◆ DATA SHOWN
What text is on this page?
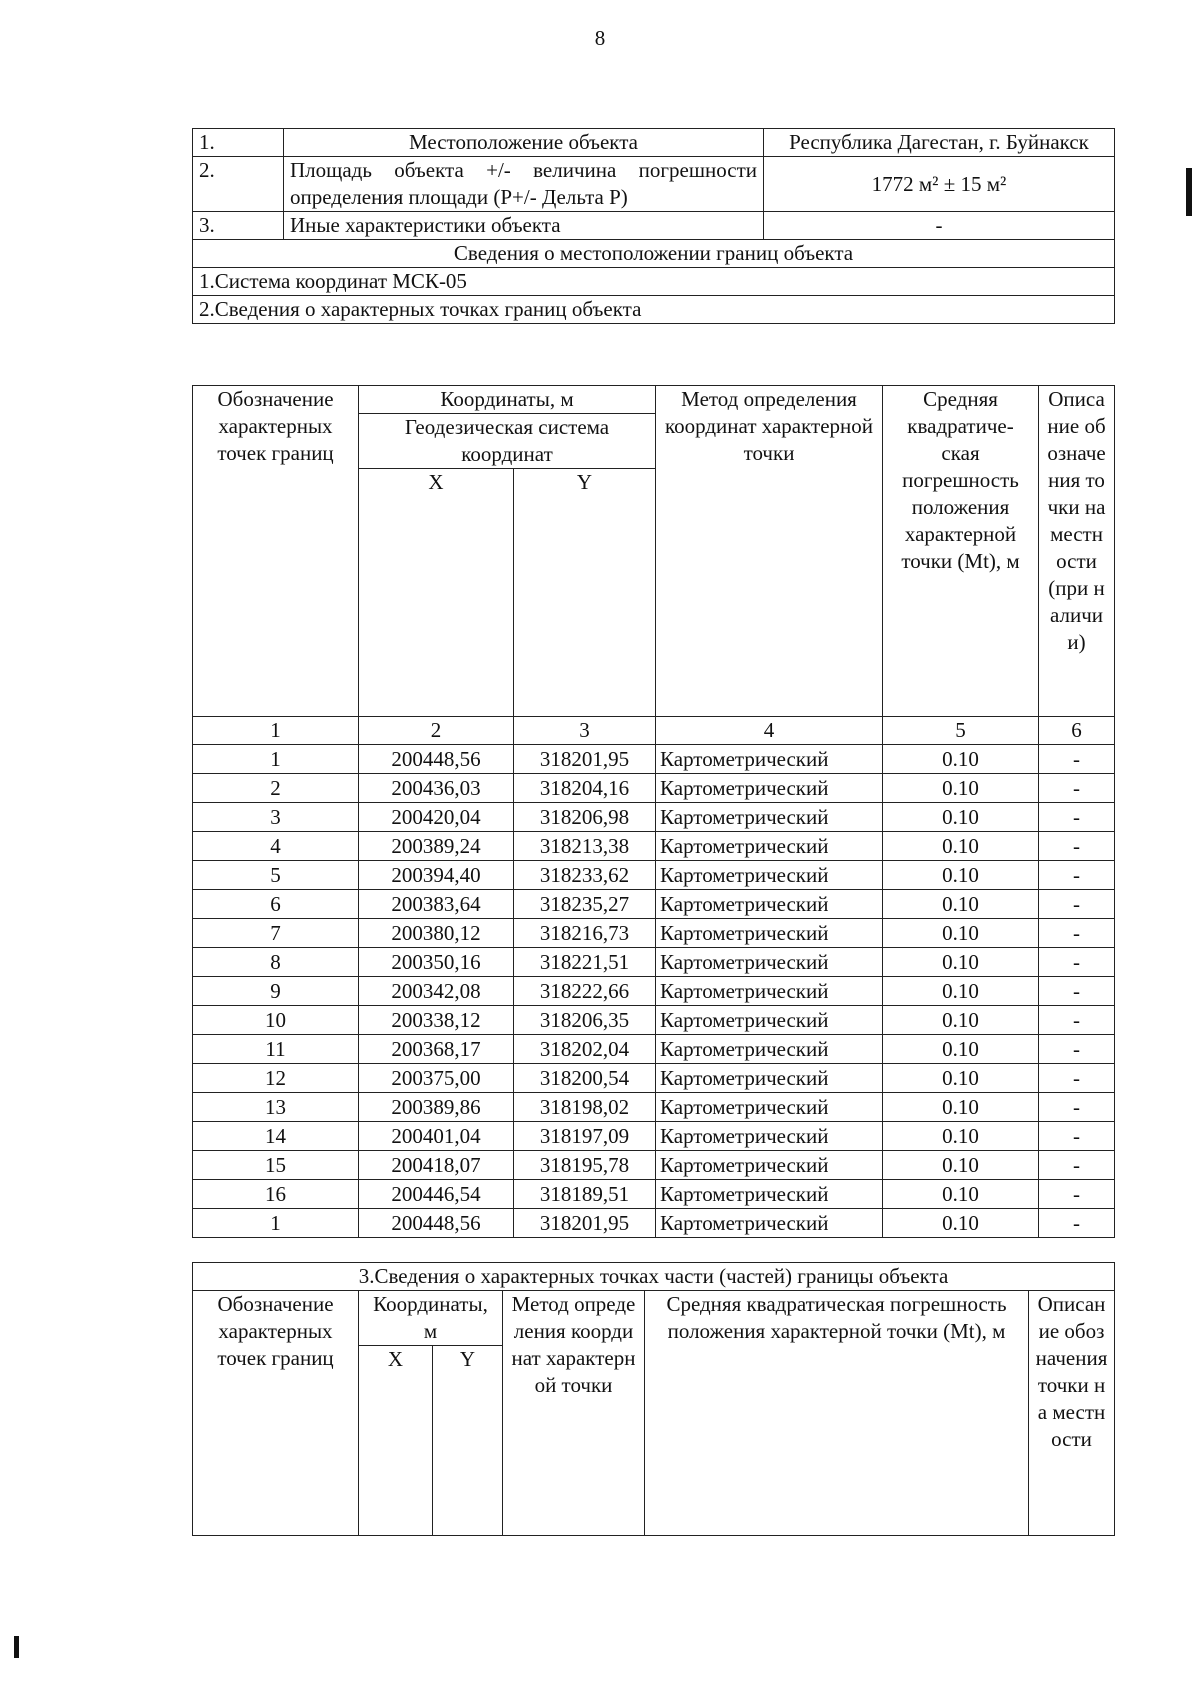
8
1.	Местоположение объекта	Республика Дагестан, г. Буйнакск
2.	Площадь объекта +/- величина погрешности определения площади (Р+/- Дельта Р)	1772 м² ± 15 м²
3.	Иные характеристики объекта	-
Сведения о местоположении границ объекта		
1.Система координат МСК-05		
2.Сведения о характерных точках границ объекта		
Обозначение характерных точек границ	Координаты, м		Метод определения координат характерной точки	Средняя квадратиче-ская погрешность положения характерной точки (Mt), м	Описание обозначения точки на местности (при наличии)
	Геодезическая система координат				
	X	Y			
1	2	3	4	5	6
1	200448,56	318201,95	Картометрический	0.10	-
2	200436,03	318204,16	Картометрический	0.10	-
3	200420,04	318206,98	Картометрический	0.10	-
4	200389,24	318213,38	Картометрический	0.10	-
5	200394,40	318233,62	Картометрический	0.10	-
6	200383,64	318235,27	Картометрический	0.10	-
7	200380,12	318216,73	Картометрический	0.10	-
8	200350,16	318221,51	Картометрический	0.10	-
9	200342,08	318222,66	Картометрический	0.10	-
10	200338,12	318206,35	Картометрический	0.10	-
11	200368,17	318202,04	Картометрический	0.10	-
12	200375,00	318200,54	Картометрический	0.10	-
13	200389,86	318198,02	Картометрический	0.10	-
14	200401,04	318197,09	Картометрический	0.10	-
15	200418,07	318195,78	Картометрический	0.10	-
16	200446,54	318189,51	Картометрический	0.10	-
1	200448,56	318201,95	Картометрический	0.10	-
3.Сведения о характерных точках части (частей) границы объекта					
Обозначение характерных точек границ	Координаты, м		Метод определения координат характерной точки	Средняя квадратическая погрешность положения характерной точки (Mt), м	Описание обозначения точки на местности
	X	Y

◆ SET TASK
Omit the pictures. Output every record above word for word.

◆ RESPONSE TO THE TASK
What text is on this page?
8
1.	Местоположение объекта	Республика Дагестан, г. Буйнакск
2.	Площадь объекта +/- величина погрешности определения площади (Р+/- Дельта Р)	1772 м² ± 15 м²
3.	Иные характеристики объекта	-
Сведения о местоположении границ объекта		
1.Система координат МСК-05		
2.Сведения о характерных точках границ объекта		
Обозначение характерных точек границ	Координаты, м		Метод определения координат характерной точки	Средняя квадратиче-ская погрешность положения характерной точки (Mt), м	Описание обозначения точки на местности (при наличии)
	Геодезическая система координат				
	X	Y			
1	2	3	4	5	6
1	200448,56	318201,95	Картометрический	0.10	-
2	200436,03	318204,16	Картометрический	0.10	-
3	200420,04	318206,98	Картометрический	0.10	-
4	200389,24	318213,38	Картометрический	0.10	-
5	200394,40	318233,62	Картометрический	0.10	-
6	200383,64	318235,27	Картометрический	0.10	-
7	200380,12	318216,73	Картометрический	0.10	-
8	200350,16	318221,51	Картометрический	0.10	-
9	200342,08	318222,66	Картометрический	0.10	-
10	200338,12	318206,35	Картометрический	0.10	-
11	200368,17	318202,04	Картометрический	0.10	-
12	200375,00	318200,54	Картометрический	0.10	-
13	200389,86	318198,02	Картометрический	0.10	-
14	200401,04	318197,09	Картометрический	0.10	-
15	200418,07	318195,78	Картометрический	0.10	-
16	200446,54	318189,51	Картометрический	0.10	-
1	200448,56	318201,95	Картометрический	0.10	-
3.Сведения о характерных точках части (частей) границы объекта					
Обозначение характерных точек границ	Координаты, м		Метод определения координат характерной точки	Средняя квадратическая погрешность положения характерной точки (Mt), м	Описание обозначения точки на местности
	X	Y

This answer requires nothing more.